## EXERCISE AIM:
Find all the lines with "сыбайлас" and gather them.

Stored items
__________________________________________________

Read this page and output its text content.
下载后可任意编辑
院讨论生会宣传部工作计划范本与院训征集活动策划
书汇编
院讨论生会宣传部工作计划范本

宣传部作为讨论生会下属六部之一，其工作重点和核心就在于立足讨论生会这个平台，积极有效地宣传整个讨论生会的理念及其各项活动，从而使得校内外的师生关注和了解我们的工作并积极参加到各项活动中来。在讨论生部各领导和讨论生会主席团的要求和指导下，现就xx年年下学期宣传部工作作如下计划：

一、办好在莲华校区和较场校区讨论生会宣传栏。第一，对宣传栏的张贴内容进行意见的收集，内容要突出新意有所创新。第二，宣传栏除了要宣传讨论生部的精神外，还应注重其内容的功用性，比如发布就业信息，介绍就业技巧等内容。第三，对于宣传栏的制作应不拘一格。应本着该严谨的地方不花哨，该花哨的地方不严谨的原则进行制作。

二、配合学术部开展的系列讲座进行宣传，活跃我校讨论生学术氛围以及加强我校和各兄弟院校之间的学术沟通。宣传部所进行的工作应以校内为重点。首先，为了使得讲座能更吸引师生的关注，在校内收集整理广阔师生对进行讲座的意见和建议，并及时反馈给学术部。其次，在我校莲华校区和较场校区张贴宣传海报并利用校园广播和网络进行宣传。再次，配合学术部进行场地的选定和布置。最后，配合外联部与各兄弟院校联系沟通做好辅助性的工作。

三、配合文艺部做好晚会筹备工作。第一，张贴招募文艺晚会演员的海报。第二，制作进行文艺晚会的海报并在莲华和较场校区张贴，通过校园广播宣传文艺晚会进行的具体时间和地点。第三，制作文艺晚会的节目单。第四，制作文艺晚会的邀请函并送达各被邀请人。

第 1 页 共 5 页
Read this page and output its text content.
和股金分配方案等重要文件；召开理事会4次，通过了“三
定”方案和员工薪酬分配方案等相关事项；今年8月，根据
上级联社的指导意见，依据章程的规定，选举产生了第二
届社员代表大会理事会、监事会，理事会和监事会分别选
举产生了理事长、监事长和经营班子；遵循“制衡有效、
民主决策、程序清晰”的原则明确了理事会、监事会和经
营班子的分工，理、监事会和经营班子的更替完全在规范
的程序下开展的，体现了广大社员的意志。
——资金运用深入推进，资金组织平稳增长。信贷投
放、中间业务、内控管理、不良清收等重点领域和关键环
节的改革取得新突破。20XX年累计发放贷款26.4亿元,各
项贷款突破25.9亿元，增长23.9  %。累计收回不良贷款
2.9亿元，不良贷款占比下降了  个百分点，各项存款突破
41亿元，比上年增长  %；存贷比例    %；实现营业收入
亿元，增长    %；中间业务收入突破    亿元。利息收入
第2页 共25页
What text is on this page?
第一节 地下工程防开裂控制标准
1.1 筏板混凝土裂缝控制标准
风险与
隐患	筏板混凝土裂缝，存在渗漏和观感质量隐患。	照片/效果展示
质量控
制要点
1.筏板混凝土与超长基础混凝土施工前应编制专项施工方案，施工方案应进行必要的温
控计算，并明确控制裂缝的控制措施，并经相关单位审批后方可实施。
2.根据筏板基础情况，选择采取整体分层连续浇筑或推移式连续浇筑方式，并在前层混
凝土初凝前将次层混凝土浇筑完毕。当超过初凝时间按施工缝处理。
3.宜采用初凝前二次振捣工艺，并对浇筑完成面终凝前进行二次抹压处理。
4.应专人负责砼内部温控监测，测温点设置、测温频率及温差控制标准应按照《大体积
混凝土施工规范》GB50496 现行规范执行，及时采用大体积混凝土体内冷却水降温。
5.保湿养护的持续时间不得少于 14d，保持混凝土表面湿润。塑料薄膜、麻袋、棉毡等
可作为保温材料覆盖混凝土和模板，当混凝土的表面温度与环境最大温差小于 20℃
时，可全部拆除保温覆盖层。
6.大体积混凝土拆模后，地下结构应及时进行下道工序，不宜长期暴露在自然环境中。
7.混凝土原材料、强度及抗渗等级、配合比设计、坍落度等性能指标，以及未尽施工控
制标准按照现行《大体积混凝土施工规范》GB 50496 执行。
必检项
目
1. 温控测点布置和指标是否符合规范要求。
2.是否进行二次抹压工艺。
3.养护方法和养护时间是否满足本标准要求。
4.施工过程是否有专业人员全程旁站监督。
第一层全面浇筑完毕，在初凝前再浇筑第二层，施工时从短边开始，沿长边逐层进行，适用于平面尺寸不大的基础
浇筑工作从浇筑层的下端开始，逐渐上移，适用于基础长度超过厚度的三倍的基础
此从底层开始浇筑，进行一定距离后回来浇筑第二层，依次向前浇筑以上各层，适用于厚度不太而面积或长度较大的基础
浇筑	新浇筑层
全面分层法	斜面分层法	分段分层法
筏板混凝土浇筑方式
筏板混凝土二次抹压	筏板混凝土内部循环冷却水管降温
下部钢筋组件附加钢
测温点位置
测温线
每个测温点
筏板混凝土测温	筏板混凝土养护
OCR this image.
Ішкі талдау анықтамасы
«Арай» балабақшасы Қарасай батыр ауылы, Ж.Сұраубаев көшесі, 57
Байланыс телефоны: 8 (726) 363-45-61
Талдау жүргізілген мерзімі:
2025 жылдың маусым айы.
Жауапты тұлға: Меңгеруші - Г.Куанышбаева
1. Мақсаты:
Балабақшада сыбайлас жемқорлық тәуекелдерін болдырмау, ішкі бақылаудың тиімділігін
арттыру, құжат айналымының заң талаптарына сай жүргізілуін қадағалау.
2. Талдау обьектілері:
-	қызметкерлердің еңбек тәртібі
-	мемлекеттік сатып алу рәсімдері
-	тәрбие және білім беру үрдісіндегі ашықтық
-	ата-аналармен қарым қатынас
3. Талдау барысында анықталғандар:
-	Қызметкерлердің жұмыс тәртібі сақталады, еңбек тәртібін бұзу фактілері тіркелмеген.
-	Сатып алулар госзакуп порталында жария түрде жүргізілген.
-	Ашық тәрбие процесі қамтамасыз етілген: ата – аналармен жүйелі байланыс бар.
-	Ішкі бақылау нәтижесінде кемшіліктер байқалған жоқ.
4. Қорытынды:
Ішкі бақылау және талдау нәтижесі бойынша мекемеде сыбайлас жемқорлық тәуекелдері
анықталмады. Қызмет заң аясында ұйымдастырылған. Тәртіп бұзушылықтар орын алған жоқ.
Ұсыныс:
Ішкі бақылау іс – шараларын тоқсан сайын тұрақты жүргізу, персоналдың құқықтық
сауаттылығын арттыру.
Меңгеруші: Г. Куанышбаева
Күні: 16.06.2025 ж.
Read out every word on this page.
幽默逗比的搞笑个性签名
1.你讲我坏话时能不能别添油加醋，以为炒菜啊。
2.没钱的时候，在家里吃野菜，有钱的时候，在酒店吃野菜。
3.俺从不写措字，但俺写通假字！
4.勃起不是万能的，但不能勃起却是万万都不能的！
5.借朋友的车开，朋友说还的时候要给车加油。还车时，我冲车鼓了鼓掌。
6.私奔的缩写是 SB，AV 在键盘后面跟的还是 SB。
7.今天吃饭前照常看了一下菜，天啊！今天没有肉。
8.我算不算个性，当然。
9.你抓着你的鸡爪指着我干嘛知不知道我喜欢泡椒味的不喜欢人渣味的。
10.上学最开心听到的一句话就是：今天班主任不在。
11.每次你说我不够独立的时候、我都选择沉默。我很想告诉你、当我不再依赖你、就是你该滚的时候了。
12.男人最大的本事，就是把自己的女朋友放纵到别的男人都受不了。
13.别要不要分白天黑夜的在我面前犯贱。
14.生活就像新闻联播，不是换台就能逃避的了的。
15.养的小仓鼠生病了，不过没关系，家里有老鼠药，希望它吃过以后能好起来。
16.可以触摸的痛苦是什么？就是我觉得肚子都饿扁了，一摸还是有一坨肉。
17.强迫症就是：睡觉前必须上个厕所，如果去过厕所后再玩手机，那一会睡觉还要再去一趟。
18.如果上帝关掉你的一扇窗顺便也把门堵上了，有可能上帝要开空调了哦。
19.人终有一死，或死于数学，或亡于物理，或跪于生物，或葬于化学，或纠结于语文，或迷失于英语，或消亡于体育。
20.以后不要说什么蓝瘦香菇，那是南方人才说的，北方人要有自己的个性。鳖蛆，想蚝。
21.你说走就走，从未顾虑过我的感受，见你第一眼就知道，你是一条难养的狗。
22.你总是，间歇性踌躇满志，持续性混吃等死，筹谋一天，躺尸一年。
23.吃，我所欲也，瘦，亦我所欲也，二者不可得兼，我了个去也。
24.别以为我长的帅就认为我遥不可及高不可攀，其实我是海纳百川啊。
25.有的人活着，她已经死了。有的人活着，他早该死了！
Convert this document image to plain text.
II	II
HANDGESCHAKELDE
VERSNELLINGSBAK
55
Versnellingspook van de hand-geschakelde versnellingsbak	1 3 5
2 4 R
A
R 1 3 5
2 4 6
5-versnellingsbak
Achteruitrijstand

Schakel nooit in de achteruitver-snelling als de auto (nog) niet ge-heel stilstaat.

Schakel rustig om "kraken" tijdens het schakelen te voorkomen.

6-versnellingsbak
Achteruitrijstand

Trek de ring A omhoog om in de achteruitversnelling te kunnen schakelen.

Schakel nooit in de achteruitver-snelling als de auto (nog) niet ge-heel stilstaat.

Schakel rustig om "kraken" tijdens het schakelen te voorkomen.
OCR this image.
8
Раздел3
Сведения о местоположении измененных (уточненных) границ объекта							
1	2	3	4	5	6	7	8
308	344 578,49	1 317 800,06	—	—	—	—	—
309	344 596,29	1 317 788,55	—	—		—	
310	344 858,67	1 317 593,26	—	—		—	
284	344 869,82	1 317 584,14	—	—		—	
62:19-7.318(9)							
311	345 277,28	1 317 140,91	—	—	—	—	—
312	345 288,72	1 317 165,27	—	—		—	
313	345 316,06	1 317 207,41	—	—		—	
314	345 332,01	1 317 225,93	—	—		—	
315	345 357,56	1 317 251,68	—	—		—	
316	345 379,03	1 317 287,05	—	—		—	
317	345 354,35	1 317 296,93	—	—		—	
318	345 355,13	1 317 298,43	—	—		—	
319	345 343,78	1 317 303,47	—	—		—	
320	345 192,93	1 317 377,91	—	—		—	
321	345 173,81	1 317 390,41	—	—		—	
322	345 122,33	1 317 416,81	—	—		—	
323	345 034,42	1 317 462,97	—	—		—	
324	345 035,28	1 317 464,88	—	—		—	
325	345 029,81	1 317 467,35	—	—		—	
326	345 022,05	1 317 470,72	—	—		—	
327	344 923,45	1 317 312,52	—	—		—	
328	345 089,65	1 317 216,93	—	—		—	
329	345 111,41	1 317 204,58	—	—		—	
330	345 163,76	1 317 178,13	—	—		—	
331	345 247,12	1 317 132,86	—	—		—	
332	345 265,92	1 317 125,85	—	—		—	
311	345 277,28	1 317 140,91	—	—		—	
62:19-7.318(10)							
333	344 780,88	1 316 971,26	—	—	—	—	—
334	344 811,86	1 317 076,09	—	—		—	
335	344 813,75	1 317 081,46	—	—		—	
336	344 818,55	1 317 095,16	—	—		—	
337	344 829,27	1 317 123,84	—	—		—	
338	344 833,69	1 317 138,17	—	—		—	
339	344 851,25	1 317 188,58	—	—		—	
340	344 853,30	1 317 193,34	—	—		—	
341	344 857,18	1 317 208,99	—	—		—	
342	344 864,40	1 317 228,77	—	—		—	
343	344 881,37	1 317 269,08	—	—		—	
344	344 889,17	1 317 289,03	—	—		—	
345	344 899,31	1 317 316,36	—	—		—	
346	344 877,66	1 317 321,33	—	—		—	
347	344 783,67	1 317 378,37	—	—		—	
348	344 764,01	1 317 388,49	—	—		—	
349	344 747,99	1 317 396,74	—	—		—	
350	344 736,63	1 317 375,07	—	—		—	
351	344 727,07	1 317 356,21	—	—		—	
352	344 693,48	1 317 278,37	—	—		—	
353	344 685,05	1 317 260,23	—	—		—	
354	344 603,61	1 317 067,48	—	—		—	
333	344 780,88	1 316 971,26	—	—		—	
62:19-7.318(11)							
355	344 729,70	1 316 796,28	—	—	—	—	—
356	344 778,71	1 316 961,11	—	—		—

__________________________________________________

## ANSWER TO THE TASK:
Балабақшада сыбайлас жемқорлық тәуекелдерін болдырмау, ішкі бақылаудың тиімділігін
Ішкі бақылау және талдау нәтижесі бойынша мекемеде сыбайлас жемқорлық тәуекелдері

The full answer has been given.